__Directive__.
Look through the material below. Copy every line with the string "haine" in it.

Start

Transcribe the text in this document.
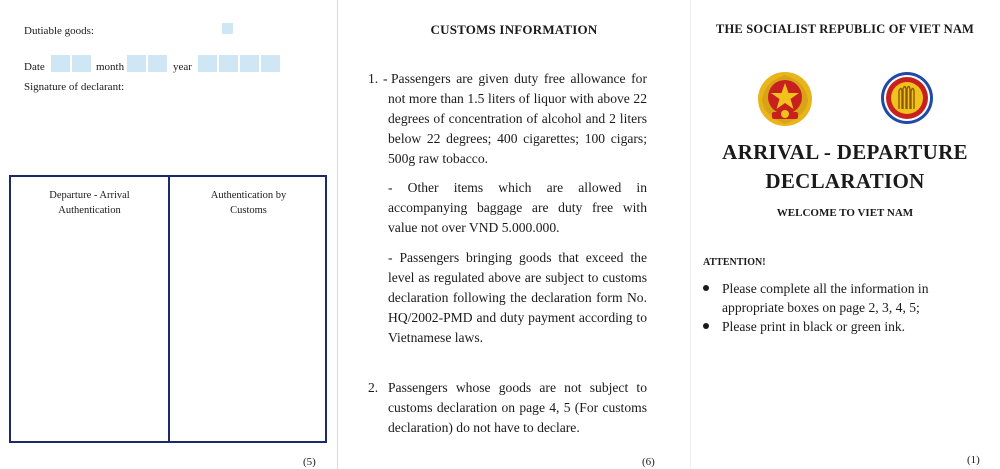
Dutiable goods:
Date	month	year
Signature of declarant:
Departure - Arrival
Authentication
Authentication by
Customs
(5)
CUSTOMS INFORMATION
1. - Passengers are given duty free allowance for not more than 1.5 liters of liquor with above 22 degrees of concentration of alcohol and 2 liters below 22 degrees; 400 cigarettes; 100 cigars; 500g raw tobacco.
- Other items which are allowed in accompanying baggage are duty free with value not over VND 5.000.000.
- Passengers bringing goods that exceed the level as regulated above are subject to customs declaration following the declaration form No. HQ/2002-PMD and duty payment according to Vietnamese laws.
2. Passengers whose goods are not subject to customs declaration on page 4, 5 (For customs declaration) do not have to declare.
(6)
THE SOCIALIST REPUBLIC OF VIET NAM
ARRIVAL - DEPARTURE
DECLARATION
WELCOME TO VIET NAM
ATTENTION!
Please complete all the information in appropriate boxes on page 2, 3, 4, 5;
Please print in black or green ink.
(1)
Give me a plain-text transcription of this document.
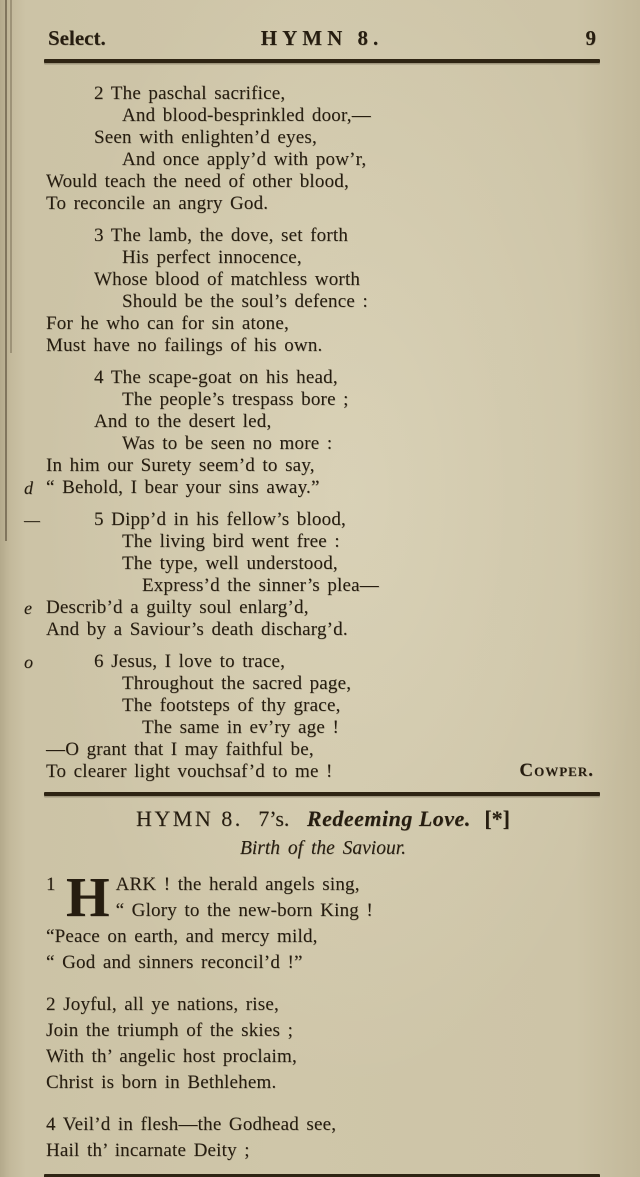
Select.	HYMN 8.	9
2 The paschal sacrifice,
And blood-besprinkled door,—
Seen with enlighten’d eyes,
And once apply’d with pow’r,
Would teach the need of other blood,
To reconcile an angry God.
3 The lamb, the dove, set forth
His perfect innocence,
Whose blood of matchless worth
Should be the soul’s defence :
For he who can for sin atone,
Must have no failings of his own.
4 The scape-goat on his head,
The people’s trespass bore ;
And to the desert led,
Was to be seen no more :
In him our Surety seem’d to say,
d “ Behold, I bear your sins away.”
—	5 Dipp’d in his fellow’s blood,
The living bird went free :
The type, well understood,
Express’d the sinner’s plea—
e Describ’d a guilty soul enlarg’d,
And by a Saviour’s death discharg’d.
o	6 Jesus, I love to trace,
Throughout the sacred page,
The footsteps of thy grace,
The same in ev’ry age !
—O grant that I may faithful be,
To clearer light vouchsaf’d to me !	Cowper.
HYMN 8. 7’s. Redeeming Love. [*]
Birth of the Saviour.
1 H ARK ! the herald angels sing,
“ Glory to the new-born King !
“Peace on earth, and mercy mild,
“ God and sinners reconcil’d !”
2 Joyful, all ye nations, rise,
Join the triumph of the skies ;
With th’ angelic host proclaim,
Christ is born in Bethlehem.
4 Veil’d in flesh—the Godhead see,
Hail th’ incarnate Deity ;
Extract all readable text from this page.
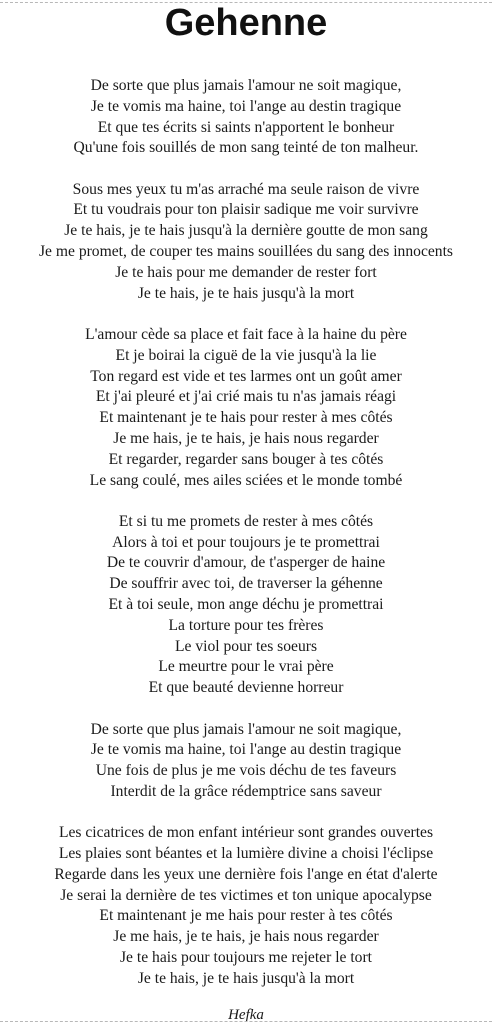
Gehenne
De sorte que plus jamais l'amour ne soit magique,
Je te vomis ma haine, toi l'ange au destin tragique
Et que tes écrits si saints n'apportent le bonheur
Qu'une fois souillés de mon sang teinté de ton malheur.
Sous mes yeux tu m'as arraché ma seule raison de vivre
Et tu voudrais pour ton plaisir sadique me voir survivre
Je te hais, je te hais jusqu'à la dernière goutte de mon sang
Je me promet, de couper tes mains souillées du sang des innocents
Je te hais pour me demander de rester fort
Je te hais, je te hais jusqu'à la mort
L'amour cède sa place et fait face à la haine du père
Et je boirai la ciguë de la vie jusqu'à la lie
Ton regard est vide et tes larmes ont un goût amer
Et j'ai pleuré et j'ai crié mais tu n'as jamais réagi
Et maintenant je te hais pour rester à mes côtés
Je me hais, je te hais, je hais nous regarder
Et regarder, regarder sans bouger à tes côtés
Le sang coulé, mes ailes sciées et le monde tombé
Et si tu me promets de rester à mes côtés
Alors à toi et pour toujours je te promettrai
De te couvrir d'amour, de t'asperger de haine
De souffrir avec toi, de traverser la géhenne
Et à toi seule, mon ange déchu je promettrai
La torture pour tes frères
Le viol pour tes soeurs
Le meurtre pour le vrai père
Et que beauté devienne horreur
De sorte que plus jamais l'amour ne soit magique,
Je te vomis ma haine, toi l'ange au destin tragique
Une fois de plus je me vois déchu de tes faveurs
Interdit de la grâce rédemptrice sans saveur
Les cicatrices de mon enfant intérieur sont grandes ouvertes
Les plaies sont béantes et la lumière divine a choisi l'éclipse
Regarde dans les yeux une dernière fois l'ange en état d'alerte
Je serai la dernière de tes victimes et ton unique apocalypse
Et maintenant je me hais pour rester à tes côtés
Je me hais, je te hais, je hais nous regarder
Je te hais pour toujours me rejeter le tort
Je te hais, je te hais jusqu'à la mort
Hefka
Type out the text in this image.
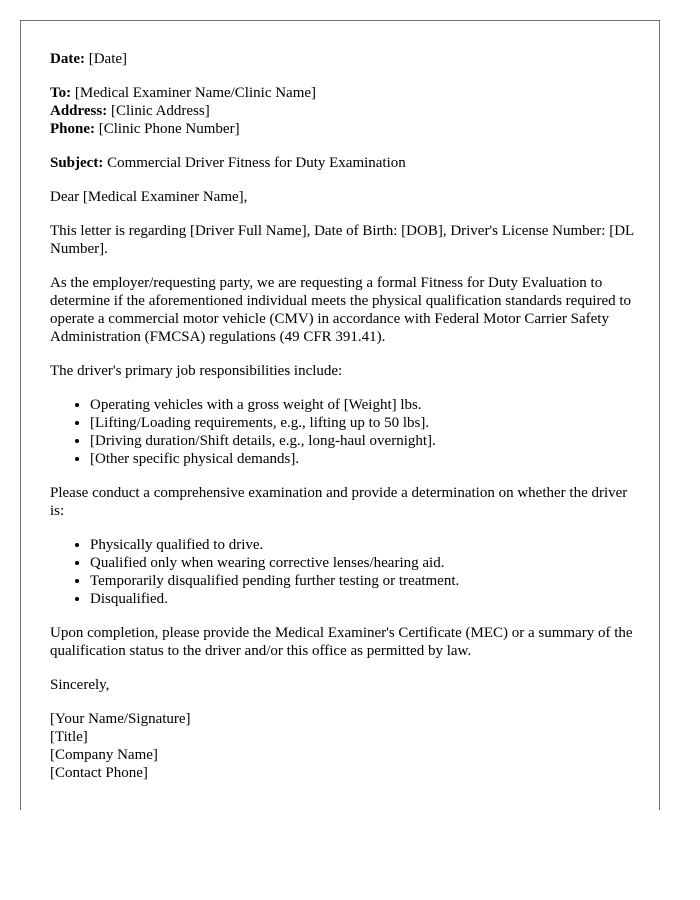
Date: [Date]

To: [Medical Examiner Name/Clinic Name]
Address: [Clinic Address]
Phone: [Clinic Phone Number]

Subject: Commercial Driver Fitness for Duty Examination

Dear [Medical Examiner Name],

This letter is regarding [Driver Full Name], Date of Birth: [DOB], Driver's License Number: [DL Number].

As the employer/requesting party, we are requesting a formal Fitness for Duty Evaluation to determine if the aforementioned individual meets the physical qualification standards required to operate a commercial motor vehicle (CMV) in accordance with Federal Motor Carrier Safety Administration (FMCSA) regulations (49 CFR 391.41).

The driver's primary job responsibilities include:

• Operating vehicles with a gross weight of [Weight] lbs.
• [Lifting/Loading requirements, e.g., lifting up to 50 lbs].
• [Driving duration/Shift details, e.g., long-haul overnight].
• [Other specific physical demands].

Please conduct a comprehensive examination and provide a determination on whether the driver is:

• Physically qualified to drive.
• Qualified only when wearing corrective lenses/hearing aid.
• Temporarily disqualified pending further testing or treatment.
• Disqualified.

Upon completion, please provide the Medical Examiner's Certificate (MEC) or a summary of the qualification status to the driver and/or this office as permitted by law.

Sincerely,

[Your Name/Signature]
[Title]
[Company Name]
[Contact Phone]
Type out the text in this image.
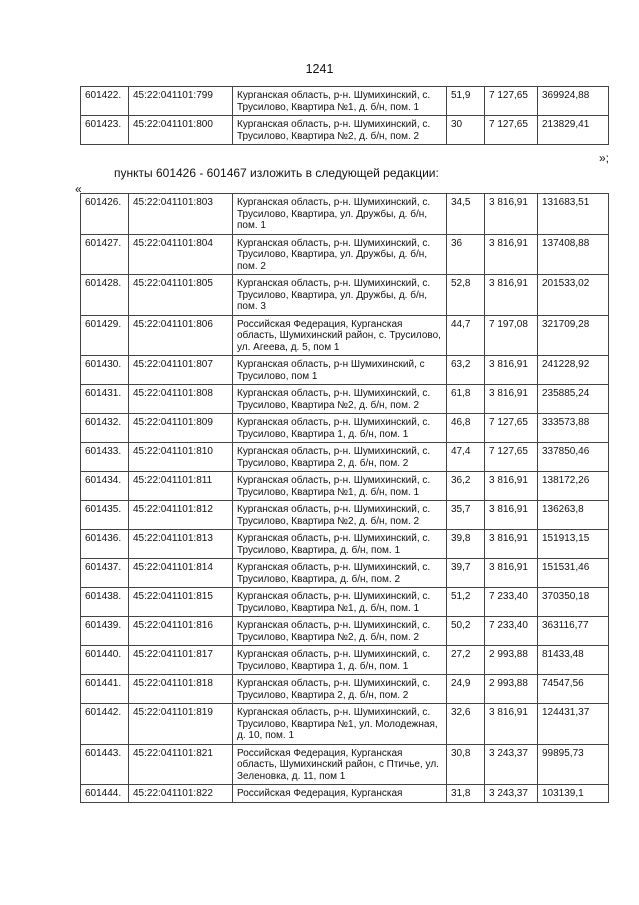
1241
601422.	45:22:041101:799	Курганская область, р-н. Шумихинский, с. Трусилово, Квартира №1, д. б/н, пом. 1	51,9	7 127,65	369924,88
601423.	45:22:041101:800	Курганская область, р-н. Шумихинский, с. Трусилово, Квартира №2, д. б/н, пом. 2	30	7 127,65	213829,41
»;
пункты 601426 - 601467 изложить в следующей редакции:
«
601426.	45:22:041101:803	Курганская область, р-н. Шумихинский, с. Трусилово, Квартира, ул. Дружбы, д. б/н, пом. 1	34,5	3 816,91	131683,51
601427.	45:22:041101:804	Курганская область, р-н. Шумихинский, с. Трусилово, Квартира, ул. Дружбы, д. б/н, пом. 2	36	3 816,91	137408,88
601428.	45:22:041101:805	Курганская область, р-н. Шумихинский, с. Трусилово, Квартира, ул. Дружбы, д. б/н, пом. 3	52,8	3 816,91	201533,02
601429.	45:22:041101:806	Российская Федерация, Курганская область, Шумихинский район, с. Трусилово, ул. Агеева, д. 5, пом 1	44,7	7 197,08	321709,28
601430.	45:22:041101:807	Курганская область, р-н Шумихинский, с Трусилово, пом 1	63,2	3 816,91	241228,92
601431.	45:22:041101:808	Курганская область, р-н. Шумихинский, с. Трусилово, Квартира №2, д. б/н, пом. 2	61,8	3 816,91	235885,24
601432.	45:22:041101:809	Курганская область, р-н. Шумихинский, с. Трусилово, Квартира 1, д. б/н, пом. 1	46,8	7 127,65	333573,88
601433.	45:22:041101:810	Курганская область, р-н. Шумихинский, с. Трусилово, Квартира 2, д. б/н, пом. 2	47,4	7 127,65	337850,46
601434.	45:22:041101:811	Курганская область, р-н. Шумихинский, с. Трусилово, Квартира №1, д. б/н, пом. 1	36,2	3 816,91	138172,26
601435.	45:22:041101:812	Курганская область, р-н. Шумихинский, с. Трусилово, Квартира №2, д. б/н, пом. 2	35,7	3 816,91	136263,8
601436.	45:22:041101:813	Курганская область, р-н. Шумихинский, с. Трусилово, Квартира, д. б/н, пом. 1	39,8	3 816,91	151913,15
601437.	45:22:041101:814	Курганская область, р-н. Шумихинский, с. Трусилово, Квартира, д. б/н, пом. 2	39,7	3 816,91	151531,46
601438.	45:22:041101:815	Курганская область, р-н. Шумихинский, с. Трусилово, Квартира №1, д. б/н, пом. 1	51,2	7 233,40	370350,18
601439.	45:22:041101:816	Курганская область, р-н. Шумихинский, с. Трусилово, Квартира №2, д. б/н, пом. 2	50,2	7 233,40	363116,77
601440.	45:22:041101:817	Курганская область, р-н. Шумихинский, с. Трусилово, Квартира 1, д. б/н, пом. 1	27,2	2 993,88	81433,48
601441.	45:22:041101:818	Курганская область, р-н. Шумихинский, с. Трусилово, Квартира 2, д. б/н, пом. 2	24,9	2 993,88	74547,56
601442.	45:22:041101:819	Курганская область, р-н. Шумихинский, с. Трусилово, Квартира №1, ул. Молодежная, д. 10, пом. 1	32,6	3 816,91	124431,37
601443.	45:22:041101:821	Российская Федерация, Курганская область, Шумихинский район, с Птичье, ул. Зеленовка, д. 11, пом 1	30,8	3 243,37	99895,73
601444.	45:22:041101:822	Российская Федерация, Курганская	31,8	3 243,37	103139,1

End

__Response__.
Je te vomis ma haine, toi l'ange au destin tragique
L'amour cède sa place et fait face à la haine du père
De te couvrir d'amour, de t'asperger de haine
Je te vomis ma haine, toi l'ange au destin tragique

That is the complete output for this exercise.